## Dataset items
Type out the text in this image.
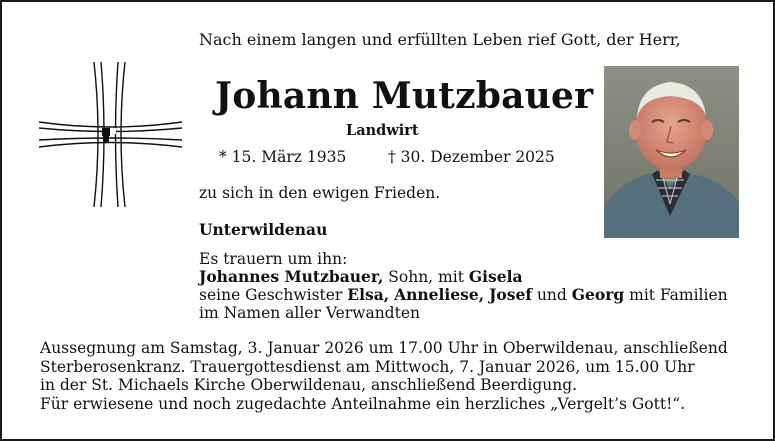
Nach einem langen und erfüllten Leben rief Gott, der Herr,
Johann Mutzbauer
Landwirt
* 15. März 1935	† 30. Dezember 2025
zu sich in den ewigen Frieden.
Unterwildenau
Es trauern um ihn:
Johannes Mutzbauer, Sohn, mit Gisela
seine Geschwister Elsa, Anneliese, Josef und Georg mit Familien
im Namen aller Verwandten
Aussegnung am Samstag, 3. Januar 2026 um 17.00 Uhr in Oberwildenau, anschließend
Sterberosenkranz. Trauergottesdienst am Mittwoch, 7. Januar 2026, um 15.00 Uhr
in der St. Michaels Kirche Oberwildenau, anschließend Beerdigung.
Für erwiesene und noch zugedachte Anteilnahme ein herzliches „Vergelt’s Gott!“.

## Written problem
Tally up the lines in the records that contain the word "anschließend" and give only the total.

## The response
2